**Brief**
Write out every one of the items below word for word, changing nothing.

**Records to use**
START
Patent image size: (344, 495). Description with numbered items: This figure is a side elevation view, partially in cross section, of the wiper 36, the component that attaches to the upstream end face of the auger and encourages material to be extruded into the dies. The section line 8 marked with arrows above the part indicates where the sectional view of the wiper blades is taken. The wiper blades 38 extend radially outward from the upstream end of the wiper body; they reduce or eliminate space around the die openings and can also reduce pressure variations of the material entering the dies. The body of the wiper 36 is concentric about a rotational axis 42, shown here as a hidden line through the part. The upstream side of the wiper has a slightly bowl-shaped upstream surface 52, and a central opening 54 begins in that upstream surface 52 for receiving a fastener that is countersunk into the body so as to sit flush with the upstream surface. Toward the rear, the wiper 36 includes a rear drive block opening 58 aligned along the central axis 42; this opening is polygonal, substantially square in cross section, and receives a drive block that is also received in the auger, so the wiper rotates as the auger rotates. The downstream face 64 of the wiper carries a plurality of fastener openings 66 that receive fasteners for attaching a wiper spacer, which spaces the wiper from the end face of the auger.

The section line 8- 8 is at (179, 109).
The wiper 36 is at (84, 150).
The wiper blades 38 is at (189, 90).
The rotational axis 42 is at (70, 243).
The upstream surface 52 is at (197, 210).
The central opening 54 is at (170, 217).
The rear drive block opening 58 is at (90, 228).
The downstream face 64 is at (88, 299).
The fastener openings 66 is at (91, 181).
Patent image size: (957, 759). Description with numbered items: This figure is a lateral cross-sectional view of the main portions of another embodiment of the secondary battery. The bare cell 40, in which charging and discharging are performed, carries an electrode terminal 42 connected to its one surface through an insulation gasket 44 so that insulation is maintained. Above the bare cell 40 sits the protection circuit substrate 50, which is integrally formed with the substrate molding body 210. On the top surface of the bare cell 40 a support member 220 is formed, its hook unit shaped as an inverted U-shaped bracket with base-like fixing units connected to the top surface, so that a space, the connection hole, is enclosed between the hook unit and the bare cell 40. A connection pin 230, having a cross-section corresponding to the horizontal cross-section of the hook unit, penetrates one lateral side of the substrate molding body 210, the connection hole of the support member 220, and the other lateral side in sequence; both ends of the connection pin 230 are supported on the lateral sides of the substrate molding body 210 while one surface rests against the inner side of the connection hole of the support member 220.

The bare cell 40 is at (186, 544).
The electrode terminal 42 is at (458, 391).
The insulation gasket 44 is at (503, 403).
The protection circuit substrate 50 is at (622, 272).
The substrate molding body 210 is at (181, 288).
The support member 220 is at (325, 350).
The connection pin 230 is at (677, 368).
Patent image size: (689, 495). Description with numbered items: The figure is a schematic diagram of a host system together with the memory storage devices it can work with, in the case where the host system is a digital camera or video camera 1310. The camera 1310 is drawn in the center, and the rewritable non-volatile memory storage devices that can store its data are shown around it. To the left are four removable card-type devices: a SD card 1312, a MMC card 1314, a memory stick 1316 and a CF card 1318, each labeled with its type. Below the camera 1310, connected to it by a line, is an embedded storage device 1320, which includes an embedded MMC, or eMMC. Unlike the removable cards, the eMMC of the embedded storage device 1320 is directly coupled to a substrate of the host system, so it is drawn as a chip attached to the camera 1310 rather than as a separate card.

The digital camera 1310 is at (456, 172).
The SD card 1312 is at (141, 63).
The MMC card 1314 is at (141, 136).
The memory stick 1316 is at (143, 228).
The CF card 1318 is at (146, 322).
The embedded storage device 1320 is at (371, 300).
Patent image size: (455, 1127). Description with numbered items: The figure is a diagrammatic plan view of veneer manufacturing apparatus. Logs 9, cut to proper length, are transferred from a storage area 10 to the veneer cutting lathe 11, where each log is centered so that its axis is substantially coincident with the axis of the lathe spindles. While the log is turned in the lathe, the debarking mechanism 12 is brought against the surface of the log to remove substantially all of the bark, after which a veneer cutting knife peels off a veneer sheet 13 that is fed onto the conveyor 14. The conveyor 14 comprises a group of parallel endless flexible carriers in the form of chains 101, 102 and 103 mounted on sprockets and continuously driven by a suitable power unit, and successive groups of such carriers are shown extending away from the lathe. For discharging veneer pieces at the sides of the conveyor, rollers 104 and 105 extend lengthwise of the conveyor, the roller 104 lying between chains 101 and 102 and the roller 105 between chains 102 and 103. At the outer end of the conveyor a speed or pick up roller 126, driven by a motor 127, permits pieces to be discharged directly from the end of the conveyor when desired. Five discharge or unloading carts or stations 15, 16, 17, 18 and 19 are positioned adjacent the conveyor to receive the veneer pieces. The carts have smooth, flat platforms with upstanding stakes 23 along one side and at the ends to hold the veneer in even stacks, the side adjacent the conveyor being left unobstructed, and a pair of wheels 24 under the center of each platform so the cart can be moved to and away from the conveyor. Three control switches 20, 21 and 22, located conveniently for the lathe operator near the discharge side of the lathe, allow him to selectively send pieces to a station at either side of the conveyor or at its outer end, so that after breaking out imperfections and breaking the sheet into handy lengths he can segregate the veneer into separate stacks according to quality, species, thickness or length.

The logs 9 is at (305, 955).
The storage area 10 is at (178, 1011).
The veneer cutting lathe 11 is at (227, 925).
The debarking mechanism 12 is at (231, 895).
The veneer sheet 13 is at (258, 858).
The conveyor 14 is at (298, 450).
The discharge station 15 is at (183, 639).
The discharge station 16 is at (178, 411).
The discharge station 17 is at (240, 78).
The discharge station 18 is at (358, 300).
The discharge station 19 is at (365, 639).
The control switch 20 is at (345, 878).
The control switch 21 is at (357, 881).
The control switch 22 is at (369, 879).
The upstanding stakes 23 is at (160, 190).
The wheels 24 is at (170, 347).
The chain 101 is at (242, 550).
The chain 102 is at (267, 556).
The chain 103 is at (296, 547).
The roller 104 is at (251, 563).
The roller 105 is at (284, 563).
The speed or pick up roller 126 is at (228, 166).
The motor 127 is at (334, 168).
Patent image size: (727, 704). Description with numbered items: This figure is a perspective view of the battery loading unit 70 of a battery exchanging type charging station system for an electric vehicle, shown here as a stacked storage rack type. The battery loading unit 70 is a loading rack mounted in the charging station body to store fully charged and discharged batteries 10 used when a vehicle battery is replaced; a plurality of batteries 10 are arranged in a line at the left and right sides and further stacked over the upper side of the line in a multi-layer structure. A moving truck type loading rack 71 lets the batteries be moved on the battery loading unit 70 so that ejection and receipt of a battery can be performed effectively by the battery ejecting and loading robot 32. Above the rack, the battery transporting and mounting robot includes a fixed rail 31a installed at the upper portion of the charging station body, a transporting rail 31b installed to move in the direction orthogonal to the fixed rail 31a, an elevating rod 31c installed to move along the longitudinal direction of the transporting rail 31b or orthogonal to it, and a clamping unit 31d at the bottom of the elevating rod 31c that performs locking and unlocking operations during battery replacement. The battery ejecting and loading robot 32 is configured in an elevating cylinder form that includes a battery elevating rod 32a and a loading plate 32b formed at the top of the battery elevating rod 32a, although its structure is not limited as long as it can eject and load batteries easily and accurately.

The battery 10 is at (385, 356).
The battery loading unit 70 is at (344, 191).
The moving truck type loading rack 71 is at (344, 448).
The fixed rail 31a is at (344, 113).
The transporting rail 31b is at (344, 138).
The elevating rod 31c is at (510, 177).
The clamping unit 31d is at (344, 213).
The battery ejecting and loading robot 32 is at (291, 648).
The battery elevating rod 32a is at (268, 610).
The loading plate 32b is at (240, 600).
END
**Result of the task**
Patent image size: (344, 495). Description with numbered items: This figure is a side elevation view, partially in cross section, of the wiper 36, the component that attaches to the upstream end face of the auger and encourages material to be extruded into the dies. The section line 8 marked with arrows above the part indicates where the sectional view of the wiper blades is taken. The wiper blades 38 extend radially outward from the upstream end of the wiper body; they reduce or eliminate space around the die openings and can also reduce pressure variations of the material entering the dies. The body of the wiper 36 is concentric about a rotational axis 42, shown here as a hidden line through the part. The upstream side of the wiper has a slightly bowl-shaped upstream surface 52, and a central opening 54 begins in that upstream surface 52 for receiving a fastener that is countersunk into the body so as to sit flush with the upstream surface. Toward the rear, the wiper 36 includes a rear drive block opening 58 aligned along the central axis 42; this opening is polygonal, substantially square in cross section, and receives a drive block that is also received in the auger, so the wiper rotates as the auger rotates. The downstream face 64 of the wiper carries a plurality of fastener openings 66 that receive fasteners for attaching a wiper spacer, which spaces the wiper from the end face of the auger.

The section line 8- 8 is at (179, 109).
The wiper 36 is at (84, 150).
The wiper blades 38 is at (189, 90).
The rotational axis 42 is at (70, 243).
The upstream surface 52 is at (197, 210).
The central opening 54 is at (170, 217).
The rear drive block opening 58 is at (90, 228).
The downstream face 64 is at (88, 299).
The fastener openings 66 is at (91, 181).
Patent image size: (957, 759). Description with numbered items: This figure is a lateral cross-sectional view of the main portions of another embodiment of the secondary battery. The bare cell 40, in which charging and discharging are performed, carries an electrode terminal 42 connected to its one surface through an insulation gasket 44 so that insulation is maintained. Above the bare cell 40 sits the protection circuit substrate 50, which is integrally formed with the substrate molding body 210. On the top surface of the bare cell 40 a support member 220 is formed, its hook unit shaped as an inverted U-shaped bracket with base-like fixing units connected to the top surface, so that a space, the connection hole, is enclosed between the hook unit and the bare cell 40. A connection pin 230, having a cross-section corresponding to the horizontal cross-section of the hook unit, penetrates one lateral side of the substrate molding body 210, the connection hole of the support member 220, and the other lateral side in sequence; both ends of the connection pin 230 are supported on the lateral sides of the substrate molding body 210 while one surface rests against the inner side of the connection hole of the support member 220.

The bare cell 40 is at (186, 544).
The electrode terminal 42 is at (458, 391).
The insulation gasket 44 is at (503, 403).
The protection circuit substrate 50 is at (622, 272).
The substrate molding body 210 is at (181, 288).
The support member 220 is at (325, 350).
The connection pin 230 is at (677, 368).
Patent image size: (689, 495). Description with numbered items: The figure is a schematic diagram of a host system together with the memory storage devices it can work with, in the case where the host system is a digital camera or video camera 1310. The camera 1310 is drawn in the center, and the rewritable non-volatile memory storage devices that can store its data are shown around it. To the left are four removable card-type devices: a SD card 1312, a MMC card 1314, a memory stick 1316 and a CF card 1318, each labeled with its type. Below the camera 1310, connected to it by a line, is an embedded storage device 1320, which includes an embedded MMC, or eMMC. Unlike the removable cards, the eMMC of the embedded storage device 1320 is directly coupled to a substrate of the host system, so it is drawn as a chip attached to the camera 1310 rather than as a separate card.

The digital camera 1310 is at (456, 172).
The SD card 1312 is at (141, 63).
The MMC card 1314 is at (141, 136).
The memory stick 1316 is at (143, 228).
The CF card 1318 is at (146, 322).
The embedded storage device 1320 is at (371, 300).
Patent image size: (455, 1127). Description with numbered items: The figure is a diagrammatic plan view of veneer manufacturing apparatus. Logs 9, cut to proper length, are transferred from a storage area 10 to the veneer cutting lathe 11, where each log is centered so that its axis is substantially coincident with the axis of the lathe spindles. While the log is turned in the lathe, the debarking mechanism 12 is brought against the surface of the log to remove substantially all of the bark, after which a veneer cutting knife peels off a veneer sheet 13 that is fed onto the conveyor 14. The conveyor 14 comprises a group of parallel endless flexible carriers in the form of chains 101, 102 and 103 mounted on sprockets and continuously driven by a suitable power unit, and successive groups of such carriers are shown extending away from the lathe. For discharging veneer pieces at the sides of the conveyor, rollers 104 and 105 extend lengthwise of the conveyor, the roller 104 lying between chains 101 and 102 and the roller 105 between chains 102 and 103. At the outer end of the conveyor a speed or pick up roller 126, driven by a motor 127, permits pieces to be discharged directly from the end of the conveyor when desired. Five discharge or unloading carts or stations 15, 16, 17, 18 and 19 are positioned adjacent the conveyor to receive the veneer pieces. The carts have smooth, flat platforms with upstanding stakes 23 along one side and at the ends to hold the veneer in even stacks, the side adjacent the conveyor being left unobstructed, and a pair of wheels 24 under the center of each platform so the cart can be moved to and away from the conveyor. Three control switches 20, 21 and 22, located conveniently for the lathe operator near the discharge side of the lathe, allow him to selectively send pieces to a station at either side of the conveyor or at its outer end, so that after breaking out imperfections and breaking the sheet into handy lengths he can segregate the veneer into separate stacks according to quality, species, thickness or length.

The logs 9 is at (305, 955).
The storage area 10 is at (178, 1011).
The veneer cutting lathe 11 is at (227, 925).
The debarking mechanism 12 is at (231, 895).
The veneer sheet 13 is at (258, 858).
The conveyor 14 is at (298, 450).
The discharge station 15 is at (183, 639).
The discharge station 16 is at (178, 411).
The discharge station 17 is at (240, 78).
The discharge station 18 is at (358, 300).
The discharge station 19 is at (365, 639).
The control switch 20 is at (345, 878).
The control switch 21 is at (357, 881).
The control switch 22 is at (369, 879).
The upstanding stakes 23 is at (160, 190).
The wheels 24 is at (170, 347).
The chain 101 is at (242, 550).
The chain 102 is at (267, 556).
The chain 103 is at (296, 547).
The roller 104 is at (251, 563).
The roller 105 is at (284, 563).
The speed or pick up roller 126 is at (228, 166).
The motor 127 is at (334, 168).
Patent image size: (727, 704). Description with numbered items: This figure is a perspective view of the battery loading unit 70 of a battery exchanging type charging station system for an electric vehicle, shown here as a stacked storage rack type. The battery loading unit 70 is a loading rack mounted in the charging station body to store fully charged and discharged batteries 10 used when a vehicle battery is replaced; a plurality of batteries 10 are arranged in a line at the left and right sides and further stacked over the upper side of the line in a multi-layer structure. A moving truck type loading rack 71 lets the batteries be moved on the battery loading unit 70 so that ejection and receipt of a battery can be performed effectively by the battery ejecting and loading robot 32. Above the rack, the battery transporting and mounting robot includes a fixed rail 31a installed at the upper portion of the charging station body, a transporting rail 31b installed to move in the direction orthogonal to the fixed rail 31a, an elevating rod 31c installed to move along the longitudinal direction of the transporting rail 31b or orthogonal to it, and a clamping unit 31d at the bottom of the elevating rod 31c that performs locking and unlocking operations during battery replacement. The battery ejecting and loading robot 32 is configured in an elevating cylinder form that includes a battery elevating rod 32a and a loading plate 32b formed at the top of the battery elevating rod 32a, although its structure is not limited as long as it can eject and load batteries easily and accurately.

The battery 10 is at (385, 356).
The battery loading unit 70 is at (344, 191).
The moving truck type loading rack 71 is at (344, 448).
The fixed rail 31a is at (344, 113).
The transporting rail 31b is at (344, 138).
The elevating rod 31c is at (510, 177).
The clamping unit 31d is at (344, 213).
The battery ejecting and loading robot 32 is at (291, 648).
The battery elevating rod 32a is at (268, 610).
The loading plate 32b is at (240, 600).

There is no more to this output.